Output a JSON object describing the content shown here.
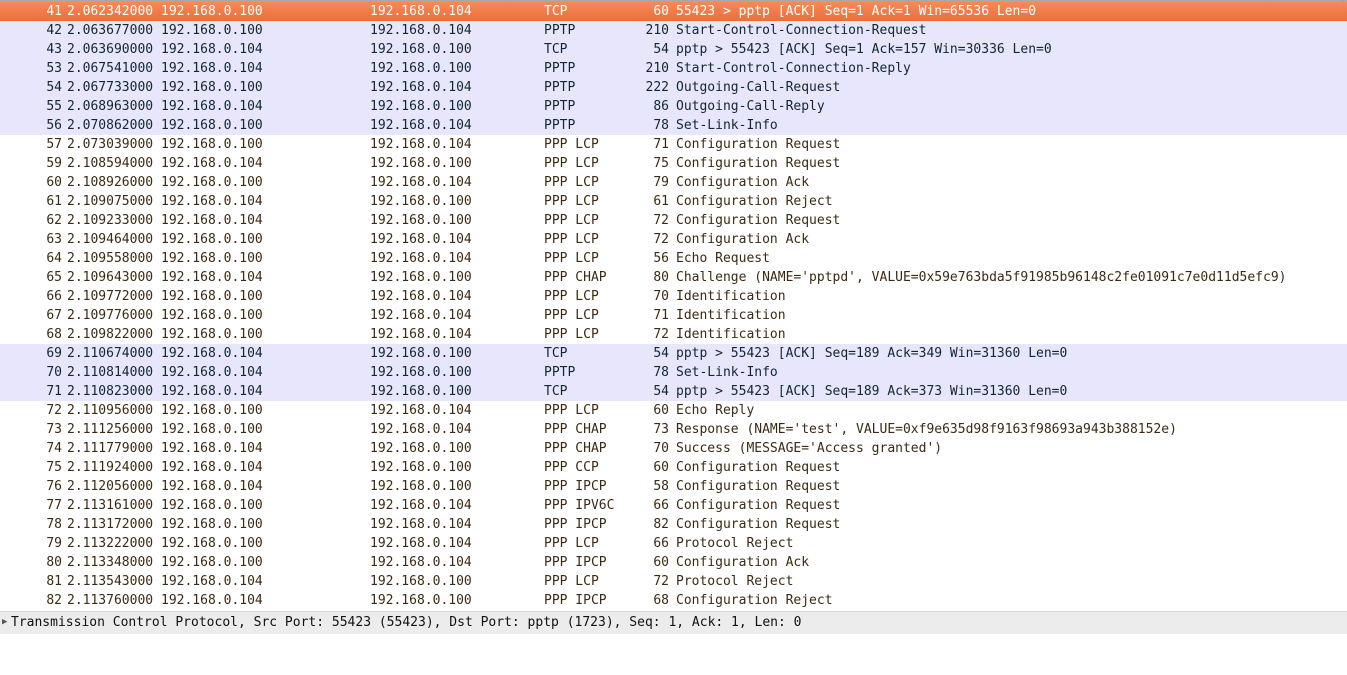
{
  "colors": {
    "selected": "#ec6e3a",
    "tcp_row": "#e7e6fc",
    "ppp_row": "#ffffff"
  },
  "packets": [
    {
      "no": "41",
      "time": "2.062342000",
      "src": "192.168.0.100",
      "dst": "192.168.0.104",
      "proto": "TCP",
      "len": "60",
      "info": "55423 > pptp [ACK] Seq=1 Ack=1 Win=65536 Len=0",
      "cls": "sel"
    },
    {
      "no": "42",
      "time": "2.063677000",
      "src": "192.168.0.100",
      "dst": "192.168.0.104",
      "proto": "PPTP",
      "len": "210",
      "info": "Start-Control-Connection-Request",
      "cls": "tcp"
    },
    {
      "no": "43",
      "time": "2.063690000",
      "src": "192.168.0.104",
      "dst": "192.168.0.100",
      "proto": "TCP",
      "len": "54",
      "info": "pptp > 55423 [ACK] Seq=1 Ack=157 Win=30336 Len=0",
      "cls": "tcp"
    },
    {
      "no": "53",
      "time": "2.067541000",
      "src": "192.168.0.104",
      "dst": "192.168.0.100",
      "proto": "PPTP",
      "len": "210",
      "info": "Start-Control-Connection-Reply",
      "cls": "tcp"
    },
    {
      "no": "54",
      "time": "2.067733000",
      "src": "192.168.0.100",
      "dst": "192.168.0.104",
      "proto": "PPTP",
      "len": "222",
      "info": "Outgoing-Call-Request",
      "cls": "tcp"
    },
    {
      "no": "55",
      "time": "2.068963000",
      "src": "192.168.0.104",
      "dst": "192.168.0.100",
      "proto": "PPTP",
      "len": "86",
      "info": "Outgoing-Call-Reply",
      "cls": "tcp"
    },
    {
      "no": "56",
      "time": "2.070862000",
      "src": "192.168.0.100",
      "dst": "192.168.0.104",
      "proto": "PPTP",
      "len": "78",
      "info": "Set-Link-Info",
      "cls": "tcp"
    },
    {
      "no": "57",
      "time": "2.073039000",
      "src": "192.168.0.100",
      "dst": "192.168.0.104",
      "proto": "PPP LCP",
      "len": "71",
      "info": "Configuration Request",
      "cls": "ppp"
    },
    {
      "no": "59",
      "time": "2.108594000",
      "src": "192.168.0.104",
      "dst": "192.168.0.100",
      "proto": "PPP LCP",
      "len": "75",
      "info": "Configuration Request",
      "cls": "ppp"
    },
    {
      "no": "60",
      "time": "2.108926000",
      "src": "192.168.0.100",
      "dst": "192.168.0.104",
      "proto": "PPP LCP",
      "len": "79",
      "info": "Configuration Ack",
      "cls": "ppp"
    },
    {
      "no": "61",
      "time": "2.109075000",
      "src": "192.168.0.104",
      "dst": "192.168.0.100",
      "proto": "PPP LCP",
      "len": "61",
      "info": "Configuration Reject",
      "cls": "ppp"
    },
    {
      "no": "62",
      "time": "2.109233000",
      "src": "192.168.0.104",
      "dst": "192.168.0.100",
      "proto": "PPP LCP",
      "len": "72",
      "info": "Configuration Request",
      "cls": "ppp"
    },
    {
      "no": "63",
      "time": "2.109464000",
      "src": "192.168.0.100",
      "dst": "192.168.0.104",
      "proto": "PPP LCP",
      "len": "72",
      "info": "Configuration Ack",
      "cls": "ppp"
    },
    {
      "no": "64",
      "time": "2.109558000",
      "src": "192.168.0.100",
      "dst": "192.168.0.104",
      "proto": "PPP LCP",
      "len": "56",
      "info": "Echo Request",
      "cls": "ppp"
    },
    {
      "no": "65",
      "time": "2.109643000",
      "src": "192.168.0.104",
      "dst": "192.168.0.100",
      "proto": "PPP CHAP",
      "len": "80",
      "info": "Challenge (NAME='pptpd', VALUE=0x59e763bda5f91985b96148c2fe01091c7e0d11d5efc9)",
      "cls": "ppp"
    },
    {
      "no": "66",
      "time": "2.109772000",
      "src": "192.168.0.100",
      "dst": "192.168.0.104",
      "proto": "PPP LCP",
      "len": "70",
      "info": "Identification",
      "cls": "ppp"
    },
    {
      "no": "67",
      "time": "2.109776000",
      "src": "192.168.0.100",
      "dst": "192.168.0.104",
      "proto": "PPP LCP",
      "len": "71",
      "info": "Identification",
      "cls": "ppp"
    },
    {
      "no": "68",
      "time": "2.109822000",
      "src": "192.168.0.100",
      "dst": "192.168.0.104",
      "proto": "PPP LCP",
      "len": "72",
      "info": "Identification",
      "cls": "ppp"
    },
    {
      "no": "69",
      "time": "2.110674000",
      "src": "192.168.0.104",
      "dst": "192.168.0.100",
      "proto": "TCP",
      "len": "54",
      "info": "pptp > 55423 [ACK] Seq=189 Ack=349 Win=31360 Len=0",
      "cls": "tcp"
    },
    {
      "no": "70",
      "time": "2.110814000",
      "src": "192.168.0.104",
      "dst": "192.168.0.100",
      "proto": "PPTP",
      "len": "78",
      "info": "Set-Link-Info",
      "cls": "tcp"
    },
    {
      "no": "71",
      "time": "2.110823000",
      "src": "192.168.0.104",
      "dst": "192.168.0.100",
      "proto": "TCP",
      "len": "54",
      "info": "pptp > 55423 [ACK] Seq=189 Ack=373 Win=31360 Len=0",
      "cls": "tcp"
    },
    {
      "no": "72",
      "time": "2.110956000",
      "src": "192.168.0.100",
      "dst": "192.168.0.104",
      "proto": "PPP LCP",
      "len": "60",
      "info": "Echo Reply",
      "cls": "ppp"
    },
    {
      "no": "73",
      "time": "2.111256000",
      "src": "192.168.0.100",
      "dst": "192.168.0.104",
      "proto": "PPP CHAP",
      "len": "73",
      "info": "Response (NAME='test', VALUE=0xf9e635d98f9163f98693a943b388152e)",
      "cls": "ppp"
    },
    {
      "no": "74",
      "time": "2.111779000",
      "src": "192.168.0.104",
      "dst": "192.168.0.100",
      "proto": "PPP CHAP",
      "len": "70",
      "info": "Success (MESSAGE='Access granted')",
      "cls": "ppp"
    },
    {
      "no": "75",
      "time": "2.111924000",
      "src": "192.168.0.104",
      "dst": "192.168.0.100",
      "proto": "PPP CCP",
      "len": "60",
      "info": "Configuration Request",
      "cls": "ppp"
    },
    {
      "no": "76",
      "time": "2.112056000",
      "src": "192.168.0.104",
      "dst": "192.168.0.100",
      "proto": "PPP IPCP",
      "len": "58",
      "info": "Configuration Request",
      "cls": "ppp"
    },
    {
      "no": "77",
      "time": "2.113161000",
      "src": "192.168.0.100",
      "dst": "192.168.0.104",
      "proto": "PPP IPV6C",
      "len": "66",
      "info": "Configuration Request",
      "cls": "ppp"
    },
    {
      "no": "78",
      "time": "2.113172000",
      "src": "192.168.0.100",
      "dst": "192.168.0.104",
      "proto": "PPP IPCP",
      "len": "82",
      "info": "Configuration Request",
      "cls": "ppp"
    },
    {
      "no": "79",
      "time": "2.113222000",
      "src": "192.168.0.100",
      "dst": "192.168.0.104",
      "proto": "PPP LCP",
      "len": "66",
      "info": "Protocol Reject",
      "cls": "ppp"
    },
    {
      "no": "80",
      "time": "2.113348000",
      "src": "192.168.0.100",
      "dst": "192.168.0.104",
      "proto": "PPP IPCP",
      "len": "60",
      "info": "Configuration Ack",
      "cls": "ppp"
    },
    {
      "no": "81",
      "time": "2.113543000",
      "src": "192.168.0.104",
      "dst": "192.168.0.100",
      "proto": "PPP LCP",
      "len": "72",
      "info": "Protocol Reject",
      "cls": "ppp"
    },
    {
      "no": "82",
      "time": "2.113760000",
      "src": "192.168.0.104",
      "dst": "192.168.0.100",
      "proto": "PPP IPCP",
      "len": "68",
      "info": "Configuration Reject",
      "cls": "ppp"
    }
  ],
  "details": {
    "expander_icon": "triangle-right",
    "text": "Transmission Control Protocol, Src Port: 55423 (55423), Dst Port: pptp (1723), Seq: 1, Ack: 1, Len: 0"
  }
}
○ ○ ○ ○ ○ ○ ○
Exercise directions - Determine how many lines of the data contain "VALUE" and give nothing but that number.

Exercise solution - 2